Brief -> Retype the whole listing below, character for character.

Items ->
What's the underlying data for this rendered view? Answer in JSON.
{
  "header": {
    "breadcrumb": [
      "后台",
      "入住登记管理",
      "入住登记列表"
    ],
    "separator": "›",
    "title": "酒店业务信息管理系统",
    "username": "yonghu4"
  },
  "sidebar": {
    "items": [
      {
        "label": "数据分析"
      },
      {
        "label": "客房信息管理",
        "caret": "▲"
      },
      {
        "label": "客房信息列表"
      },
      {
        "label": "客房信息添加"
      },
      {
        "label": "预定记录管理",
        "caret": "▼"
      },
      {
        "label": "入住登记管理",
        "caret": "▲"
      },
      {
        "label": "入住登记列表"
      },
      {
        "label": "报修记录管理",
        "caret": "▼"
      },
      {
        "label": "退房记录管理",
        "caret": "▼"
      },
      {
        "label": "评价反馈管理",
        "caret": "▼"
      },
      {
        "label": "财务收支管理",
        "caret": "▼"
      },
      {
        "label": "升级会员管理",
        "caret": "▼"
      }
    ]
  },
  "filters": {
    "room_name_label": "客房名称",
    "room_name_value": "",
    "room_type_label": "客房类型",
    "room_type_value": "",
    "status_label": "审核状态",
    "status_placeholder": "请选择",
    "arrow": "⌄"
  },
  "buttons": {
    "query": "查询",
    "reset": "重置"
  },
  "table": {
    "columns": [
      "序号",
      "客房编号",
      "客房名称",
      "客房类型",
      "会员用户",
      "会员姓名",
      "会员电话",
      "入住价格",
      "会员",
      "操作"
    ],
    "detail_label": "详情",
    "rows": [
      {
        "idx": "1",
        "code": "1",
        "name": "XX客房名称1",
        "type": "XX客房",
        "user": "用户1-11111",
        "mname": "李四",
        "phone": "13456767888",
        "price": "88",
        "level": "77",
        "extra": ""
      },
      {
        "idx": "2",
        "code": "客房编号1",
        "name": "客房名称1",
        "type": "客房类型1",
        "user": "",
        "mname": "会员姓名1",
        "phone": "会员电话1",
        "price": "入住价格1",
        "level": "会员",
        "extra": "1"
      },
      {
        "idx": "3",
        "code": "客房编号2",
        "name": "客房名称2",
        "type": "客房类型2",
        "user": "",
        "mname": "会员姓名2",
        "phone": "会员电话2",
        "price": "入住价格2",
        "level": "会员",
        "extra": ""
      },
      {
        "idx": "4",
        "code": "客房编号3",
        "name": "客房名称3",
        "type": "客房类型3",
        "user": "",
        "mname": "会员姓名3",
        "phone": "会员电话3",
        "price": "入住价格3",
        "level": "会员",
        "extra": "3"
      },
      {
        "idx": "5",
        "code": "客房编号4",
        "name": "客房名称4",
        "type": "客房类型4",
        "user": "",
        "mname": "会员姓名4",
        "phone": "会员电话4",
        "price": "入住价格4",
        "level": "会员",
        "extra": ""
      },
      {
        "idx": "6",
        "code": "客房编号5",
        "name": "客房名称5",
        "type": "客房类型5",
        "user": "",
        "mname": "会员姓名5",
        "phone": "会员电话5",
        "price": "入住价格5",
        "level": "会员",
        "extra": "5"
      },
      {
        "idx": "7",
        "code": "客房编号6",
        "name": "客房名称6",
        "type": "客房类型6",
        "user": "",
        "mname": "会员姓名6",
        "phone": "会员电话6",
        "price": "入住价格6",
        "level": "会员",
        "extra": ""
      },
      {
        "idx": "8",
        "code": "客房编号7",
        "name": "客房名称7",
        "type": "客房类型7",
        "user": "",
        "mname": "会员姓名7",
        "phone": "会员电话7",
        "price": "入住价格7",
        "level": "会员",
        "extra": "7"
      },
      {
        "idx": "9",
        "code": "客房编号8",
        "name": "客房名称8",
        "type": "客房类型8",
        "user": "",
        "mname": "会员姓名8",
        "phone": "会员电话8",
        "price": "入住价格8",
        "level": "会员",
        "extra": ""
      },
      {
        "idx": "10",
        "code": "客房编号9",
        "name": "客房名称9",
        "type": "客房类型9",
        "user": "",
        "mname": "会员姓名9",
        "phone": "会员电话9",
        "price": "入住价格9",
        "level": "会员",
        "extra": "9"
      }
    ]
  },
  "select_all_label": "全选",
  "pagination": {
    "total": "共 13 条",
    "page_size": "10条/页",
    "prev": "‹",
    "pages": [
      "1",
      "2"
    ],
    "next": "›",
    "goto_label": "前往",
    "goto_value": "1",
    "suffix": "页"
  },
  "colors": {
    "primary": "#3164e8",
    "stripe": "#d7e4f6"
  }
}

Answer for this exercise ->
What's the underlying data for this rendered view? Answer in JSON.
{
  "header": {
    "breadcrumb": [
      "后台",
      "入住登记管理",
      "入住登记列表"
    ],
    "separator": "›",
    "title": "酒店业务信息管理系统",
    "username": "yonghu4"
  },
  "sidebar": {
    "items": [
      {
        "label": "数据分析"
      },
      {
        "label": "客房信息管理",
        "caret": "▲"
      },
      {
        "label": "客房信息列表"
      },
      {
        "label": "客房信息添加"
      },
      {
        "label": "预定记录管理",
        "caret": "▼"
      },
      {
        "label": "入住登记管理",
        "caret": "▲"
      },
      {
        "label": "入住登记列表"
      },
      {
        "label": "报修记录管理",
        "caret": "▼"
      },
      {
        "label": "退房记录管理",
        "caret": "▼"
      },
      {
        "label": "评价反馈管理",
        "caret": "▼"
      },
      {
        "label": "财务收支管理",
        "caret": "▼"
      },
      {
        "label": "升级会员管理",
        "caret": "▼"
      }
    ]
  },
  "filters": {
    "room_name_label": "客房名称",
    "room_name_value": "",
    "room_type_label": "客房类型",
    "room_type_value": "",
    "status_label": "审核状态",
    "status_placeholder": "请选择",
    "arrow": "⌄"
  },
  "buttons": {
    "query": "查询",
    "reset": "重置"
  },
  "table": {
    "columns": [
      "序号",
      "客房编号",
      "客房名称",
      "客房类型",
      "会员用户",
      "会员姓名",
      "会员电话",
      "入住价格",
      "会员",
      "操作"
    ],
    "detail_label": "详情",
    "rows": [
      {
        "idx": "1",
        "code": "1",
        "name": "XX客房名称1",
        "type": "XX客房",
        "user": "用户1-11111",
        "mname": "李四",
        "phone": "13456767888",
        "price": "88",
        "level": "77",
        "extra": ""
      },
      {
        "idx": "2",
        "code": "客房编号1",
        "name": "客房名称1",
        "type": "客房类型1",
        "user": "",
        "mname": "会员姓名1",
        "phone": "会员电话1",
        "price": "入住价格1",
        "level": "会员",
        "extra": "1"
      },
      {
        "idx": "3",
        "code": "客房编号2",
        "name": "客房名称2",
        "type": "客房类型2",
        "user": "",
        "mname": "会员姓名2",
        "phone": "会员电话2",
        "price": "入住价格2",
        "level": "会员",
        "extra": ""
      },
      {
        "idx": "4",
        "code": "客房编号3",
        "name": "客房名称3",
        "type": "客房类型3",
        "user": "",
        "mname": "会员姓名3",
        "phone": "会员电话3",
        "price": "入住价格3",
        "level": "会员",
        "extra": "3"
      },
      {
        "idx": "5",
        "code": "客房编号4",
        "name": "客房名称4",
        "type": "客房类型4",
        "user": "",
        "mname": "会员姓名4",
        "phone": "会员电话4",
        "price": "入住价格4",
        "level": "会员",
        "extra": ""
      },
      {
        "idx": "6",
        "code": "客房编号5",
        "name": "客房名称5",
        "type": "客房类型5",
        "user": "",
        "mname": "会员姓名5",
        "phone": "会员电话5",
        "price": "入住价格5",
        "level": "会员",
        "extra": "5"
      },
      {
        "idx": "7",
        "code": "客房编号6",
        "name": "客房名称6",
        "type": "客房类型6",
        "user": "",
        "mname": "会员姓名6",
        "phone": "会员电话6",
        "price": "入住价格6",
        "level": "会员",
        "extra": ""
      },
      {
        "idx": "8",
        "code": "客房编号7",
        "name": "客房名称7",
        "type": "客房类型7",
        "user": "",
        "mname": "会员姓名7",
        "phone": "会员电话7",
        "price": "入住价格7",
        "level": "会员",
        "extra": "7"
      },
      {
        "idx": "9",
        "code": "客房编号8",
        "name": "客房名称8",
        "type": "客房类型8",
        "user": "",
        "mname": "会员姓名8",
        "phone": "会员电话8",
        "price": "入住价格8",
        "level": "会员",
        "extra": ""
      },
      {
        "idx": "10",
        "code": "客房编号9",
        "name": "客房名称9",
        "type": "客房类型9",
        "user": "",
        "mname": "会员姓名9",
        "phone": "会员电话9",
        "price": "入住价格9",
        "level": "会员",
        "extra": "9"
      }
    ]
  },
  "select_all_label": "全选",
  "pagination": {
    "total": "共 13 条",
    "page_size": "10条/页",
    "prev": "‹",
    "pages": [
      "1",
      "2"
    ],
    "next": "›",
    "goto_label": "前往",
    "goto_value": "1",
    "suffix": "页"
  },
  "colors": {
    "primary": "#3164e8",
    "stripe": "#d7e4f6"
  }
}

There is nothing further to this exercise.